begin Listed records

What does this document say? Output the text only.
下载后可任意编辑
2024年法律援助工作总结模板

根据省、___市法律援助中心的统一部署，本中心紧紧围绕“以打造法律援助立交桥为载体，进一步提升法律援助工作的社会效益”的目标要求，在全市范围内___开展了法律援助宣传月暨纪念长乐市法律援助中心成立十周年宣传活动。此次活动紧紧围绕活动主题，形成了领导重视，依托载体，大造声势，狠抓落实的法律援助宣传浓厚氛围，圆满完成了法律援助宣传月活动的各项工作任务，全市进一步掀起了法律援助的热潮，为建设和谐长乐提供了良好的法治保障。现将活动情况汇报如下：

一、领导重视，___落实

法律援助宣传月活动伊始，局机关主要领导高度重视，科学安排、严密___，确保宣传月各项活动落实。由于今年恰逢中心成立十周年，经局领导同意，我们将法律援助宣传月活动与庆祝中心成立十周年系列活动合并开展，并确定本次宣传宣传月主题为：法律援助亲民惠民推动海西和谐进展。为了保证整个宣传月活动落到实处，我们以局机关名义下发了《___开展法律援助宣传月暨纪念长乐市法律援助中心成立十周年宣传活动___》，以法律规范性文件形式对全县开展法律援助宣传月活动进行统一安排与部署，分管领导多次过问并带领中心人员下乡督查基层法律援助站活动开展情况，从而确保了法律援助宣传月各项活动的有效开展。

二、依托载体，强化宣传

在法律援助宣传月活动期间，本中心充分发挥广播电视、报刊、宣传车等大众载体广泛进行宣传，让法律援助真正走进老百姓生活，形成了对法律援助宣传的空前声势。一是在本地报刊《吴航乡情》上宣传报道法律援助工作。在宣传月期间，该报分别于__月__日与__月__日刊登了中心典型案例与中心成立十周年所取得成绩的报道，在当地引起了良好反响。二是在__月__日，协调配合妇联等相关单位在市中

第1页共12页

end Listed records

▶ _Challenge_:
Go through the records above and retype each one exactly.

▶ _Output for this exercise_:
What does this document say? Output the text only.
下载后可任意编辑
2024年法律援助工作总结模板

根据省、___市法律援助中心的统一部署，本中心紧紧围绕“以打造法律援助立交桥为载体，进一步提升法律援助工作的社会效益”的目标要求，在全市范围内___开展了法律援助宣传月暨纪念长乐市法律援助中心成立十周年宣传活动。此次活动紧紧围绕活动主题，形成了领导重视，依托载体，大造声势，狠抓落实的法律援助宣传浓厚氛围，圆满完成了法律援助宣传月活动的各项工作任务，全市进一步掀起了法律援助的热潮，为建设和谐长乐提供了良好的法治保障。现将活动情况汇报如下：

一、领导重视，___落实

法律援助宣传月活动伊始，局机关主要领导高度重视，科学安排、严密___，确保宣传月各项活动落实。由于今年恰逢中心成立十周年，经局领导同意，我们将法律援助宣传月活动与庆祝中心成立十周年系列活动合并开展，并确定本次宣传宣传月主题为：法律援助亲民惠民推动海西和谐进展。为了保证整个宣传月活动落到实处，我们以局机关名义下发了《___开展法律援助宣传月暨纪念长乐市法律援助中心成立十周年宣传活动___》，以法律规范性文件形式对全县开展法律援助宣传月活动进行统一安排与部署，分管领导多次过问并带领中心人员下乡督查基层法律援助站活动开展情况，从而确保了法律援助宣传月各项活动的有效开展。

二、依托载体，强化宣传

在法律援助宣传月活动期间，本中心充分发挥广播电视、报刊、宣传车等大众载体广泛进行宣传，让法律援助真正走进老百姓生活，形成了对法律援助宣传的空前声势。一是在本地报刊《吴航乡情》上宣传报道法律援助工作。在宣传月期间，该报分别于__月__日与__月__日刊登了中心典型案例与中心成立十周年所取得成绩的报道，在当地引起了良好反响。二是在__月__日，协调配合妇联等相关单位在市中

第1页共12页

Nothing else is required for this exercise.